WORK TO BE COMPLETED:
Reading down the listing below, count the lines where the word "this" shows up, then give only that count.

DATASET:
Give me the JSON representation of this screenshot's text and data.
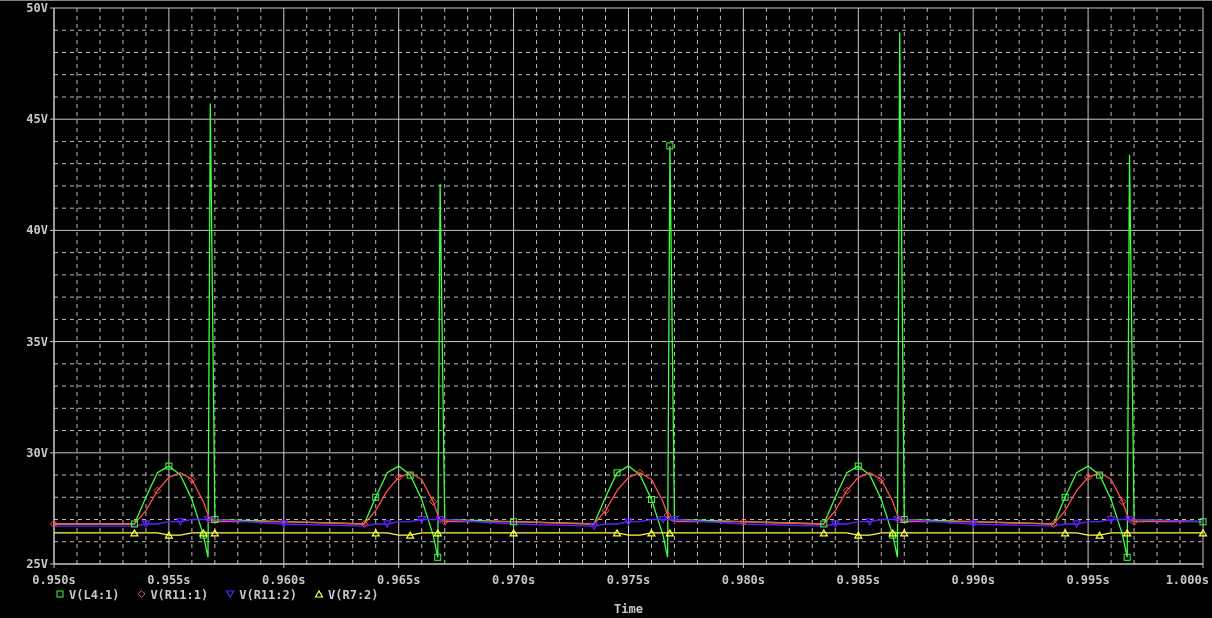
{
  "plot": {
    "chart_data": {
      "type": "line",
      "xlabel": "Time",
      "x": [
        0.95,
        0.9535,
        0.954,
        0.9545,
        0.955,
        0.9555,
        0.956,
        0.9565,
        0.9567,
        0.9568,
        0.957,
        0.96,
        0.9635,
        0.964,
        0.9645,
        0.965,
        0.9655,
        0.966,
        0.9665,
        0.9667,
        0.9668,
        0.967,
        0.97,
        0.9735,
        0.974,
        0.9745,
        0.975,
        0.9755,
        0.976,
        0.9765,
        0.9767,
        0.9768,
        0.977,
        0.98,
        0.9835,
        0.984,
        0.9845,
        0.985,
        0.9855,
        0.986,
        0.9865,
        0.9867,
        0.9868,
        0.987,
        0.99,
        0.9935,
        0.994,
        0.9945,
        0.995,
        0.9955,
        0.996,
        0.9965,
        0.9967,
        0.9968,
        0.997,
        1.0
      ],
      "series": [
        {
          "name": "V(L4:1)",
          "color": "#40ff40",
          "values": [
            26.8,
            26.8,
            28.0,
            29.1,
            29.4,
            29.0,
            27.9,
            26.3,
            25.3,
            45.7,
            27.0,
            26.9,
            26.8,
            28.0,
            29.1,
            29.4,
            29.0,
            27.9,
            26.3,
            25.3,
            42.1,
            27.0,
            26.9,
            26.8,
            28.0,
            29.1,
            29.4,
            29.0,
            27.9,
            26.3,
            25.3,
            43.8,
            27.0,
            26.9,
            26.8,
            28.0,
            29.1,
            29.4,
            29.0,
            27.9,
            26.3,
            25.3,
            48.9,
            27.0,
            26.9,
            26.8,
            28.0,
            29.1,
            29.4,
            29.0,
            27.9,
            26.3,
            25.3,
            43.4,
            27.0,
            26.9
          ]
        },
        {
          "name": "V(R11:1)",
          "color": "#ff5050",
          "values": [
            26.8,
            26.8,
            27.4,
            28.3,
            28.9,
            29.1,
            28.8,
            27.8,
            27.2,
            27.0,
            26.9,
            26.9,
            26.8,
            27.4,
            28.3,
            28.9,
            29.1,
            28.8,
            27.8,
            27.2,
            27.0,
            26.9,
            26.9,
            26.8,
            27.4,
            28.3,
            28.9,
            29.1,
            28.8,
            27.8,
            27.2,
            27.0,
            26.9,
            26.9,
            26.8,
            27.4,
            28.3,
            28.9,
            29.1,
            28.8,
            27.8,
            27.2,
            27.0,
            26.9,
            26.9,
            26.8,
            27.4,
            28.3,
            28.9,
            29.1,
            28.8,
            27.8,
            27.2,
            27.0,
            26.9,
            26.9
          ]
        },
        {
          "name": "V(R11:2)",
          "color": "#6020ff",
          "values": [
            26.7,
            26.7,
            26.8,
            26.8,
            26.9,
            26.9,
            27.0,
            27.0,
            27.0,
            27.0,
            27.0,
            26.8,
            26.7,
            26.8,
            26.8,
            26.9,
            26.9,
            27.0,
            27.0,
            27.0,
            27.0,
            27.0,
            26.8,
            26.7,
            26.8,
            26.8,
            26.9,
            26.9,
            27.0,
            27.0,
            27.0,
            27.0,
            27.0,
            26.8,
            26.7,
            26.8,
            26.8,
            26.9,
            26.9,
            27.0,
            27.0,
            27.0,
            27.0,
            27.0,
            26.8,
            26.7,
            26.8,
            26.8,
            26.9,
            26.9,
            27.0,
            27.0,
            27.0,
            27.0,
            27.0,
            26.9
          ]
        },
        {
          "name": "V(R7:2)",
          "color": "#ffff40",
          "values": [
            26.4,
            26.4,
            26.4,
            26.4,
            26.3,
            26.3,
            26.4,
            26.4,
            26.4,
            26.4,
            26.4,
            26.4,
            26.4,
            26.4,
            26.4,
            26.3,
            26.3,
            26.4,
            26.4,
            26.4,
            26.4,
            26.4,
            26.4,
            26.4,
            26.4,
            26.4,
            26.3,
            26.3,
            26.4,
            26.4,
            26.4,
            26.4,
            26.4,
            26.4,
            26.4,
            26.4,
            26.4,
            26.3,
            26.3,
            26.4,
            26.4,
            26.4,
            26.4,
            26.4,
            26.4,
            26.4,
            26.4,
            26.4,
            26.3,
            26.3,
            26.4,
            26.4,
            26.4,
            26.4,
            26.4,
            26.4
          ]
        }
      ],
      "grid": true,
      "legend": true,
      "xlim": [
        0.95,
        1.0
      ],
      "ylim": [
        25,
        50
      ],
      "xticks": [
        {
          "value": 0.95,
          "label": "0.950s"
        },
        {
          "value": 0.955,
          "label": "0.955s"
        },
        {
          "value": 0.96,
          "label": "0.960s"
        },
        {
          "value": 0.965,
          "label": "0.965s"
        },
        {
          "value": 0.97,
          "label": "0.970s"
        },
        {
          "value": 0.975,
          "label": "0.975s"
        },
        {
          "value": 0.98,
          "label": "0.980s"
        },
        {
          "value": 0.985,
          "label": "0.985s"
        },
        {
          "value": 0.99,
          "label": "0.990s"
        },
        {
          "value": 0.995,
          "label": "0.995s"
        },
        {
          "value": 1.0,
          "label": "1.000s"
        }
      ],
      "yticks": [
        {
          "value": 25,
          "label": "25V"
        },
        {
          "value": 30,
          "label": "30V"
        },
        {
          "value": 35,
          "label": "35V"
        },
        {
          "value": 40,
          "label": "40V"
        },
        {
          "value": 45,
          "label": "45V"
        },
        {
          "value": 50,
          "label": "50V"
        }
      ]
    }
  }
}
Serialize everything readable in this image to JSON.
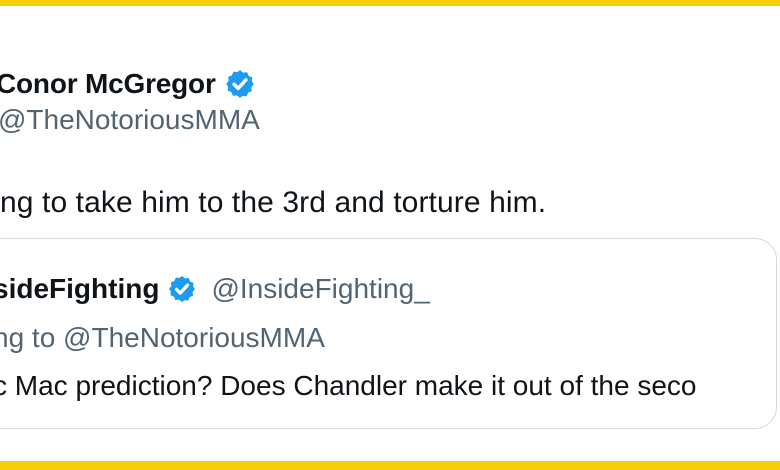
{
  "tweet": {
    "display_name": "Conor McGregor",
    "handle": "@TheNotoriousMMA",
    "text": "ng to take him to the 3rd and torture him.",
    "verified_icon": "verified-badge-icon"
  },
  "quoted_tweet": {
    "display_name": "sideFighting",
    "handle": "@InsideFighting_",
    "replying_to": "ng to @TheNotoriousMMA",
    "text": "c Mac prediction? Does Chandler make it out of the seco",
    "verified_icon": "verified-badge-icon"
  },
  "colors": {
    "frame": "#f5cf0a",
    "verified": "#1d9bf0",
    "primary_text": "#0f1419",
    "secondary_text": "#536471",
    "border": "#cfd9de"
  }
}
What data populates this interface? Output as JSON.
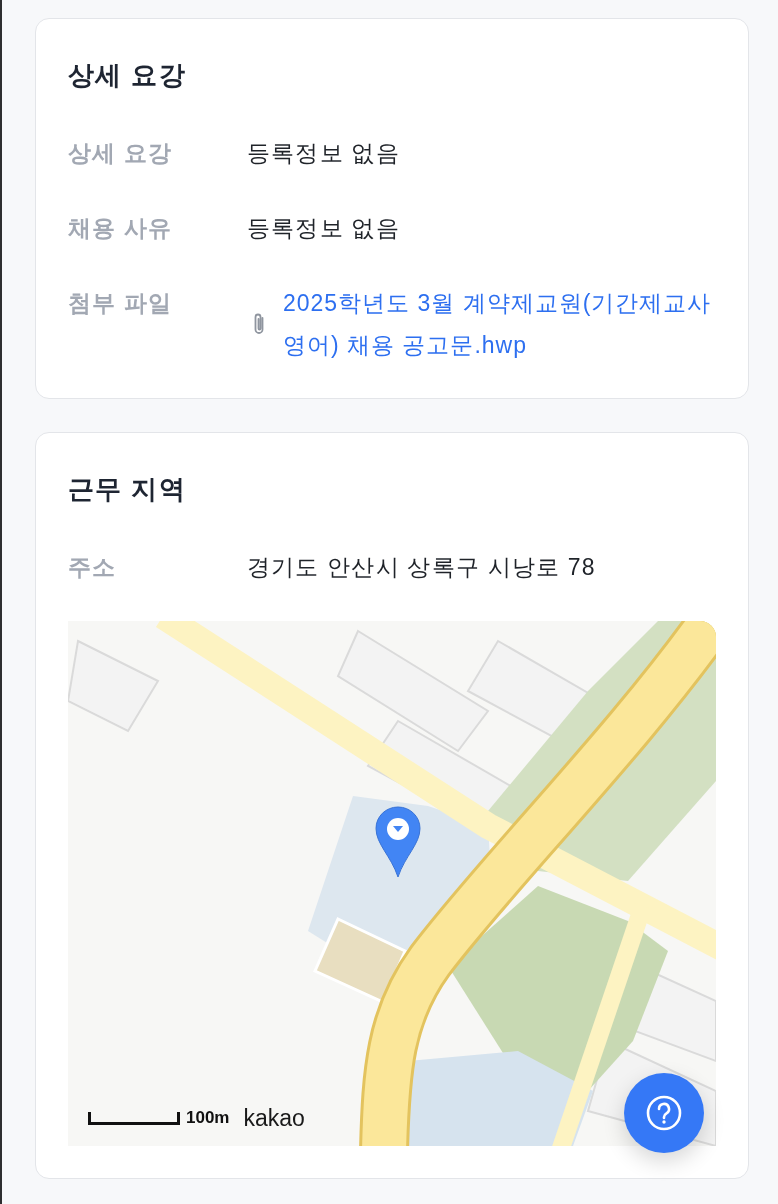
{
  "sections": [
    {
      "title": "상세 요강",
      "rows": [
        {
          "label": "상세 요강",
          "kind": "text",
          "value": "등록정보 없음"
        },
        {
          "label": "채용 사유",
          "kind": "text",
          "value": "등록정보 없음"
        },
        {
          "label": "첨부 파일",
          "kind": "file",
          "value": "2025학년도 3월 계약제교원(기간제교사 영어) 채용 공고문.hwp"
        }
      ]
    },
    {
      "title": "근무 지역",
      "rows": [
        {
          "label": "주소",
          "kind": "text",
          "value": "경기도 안산시 상록구 시낭로 78"
        }
      ],
      "map": {
        "scale": "100m",
        "provider": "kakao"
      }
    }
  ]
}
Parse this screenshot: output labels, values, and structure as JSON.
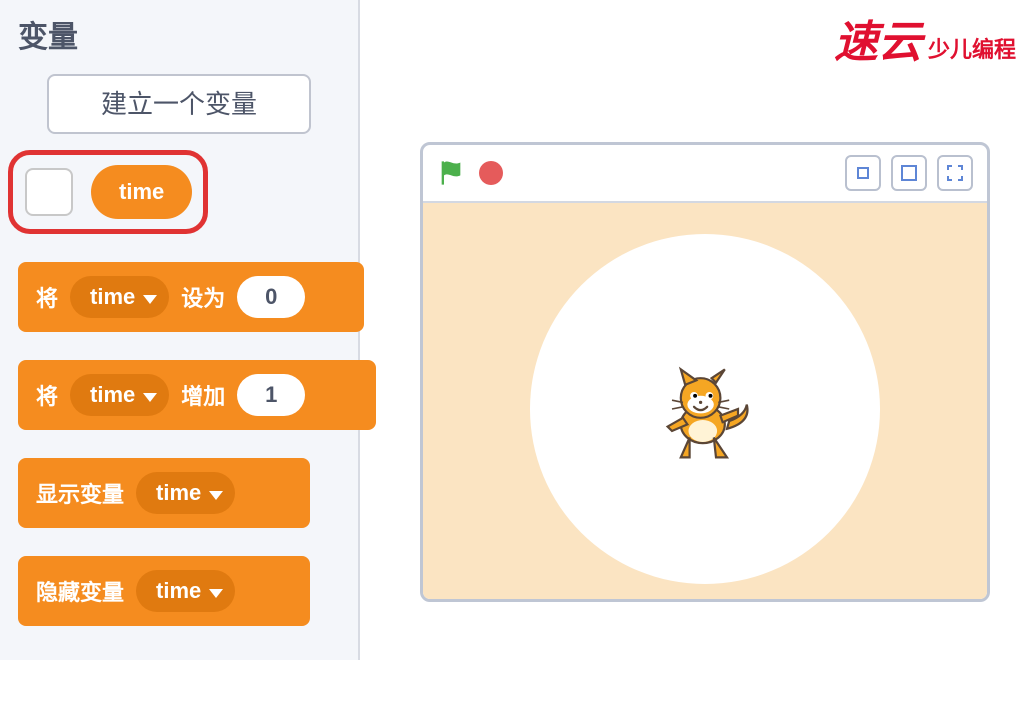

SOLUTION TO THE EXERCISE:
4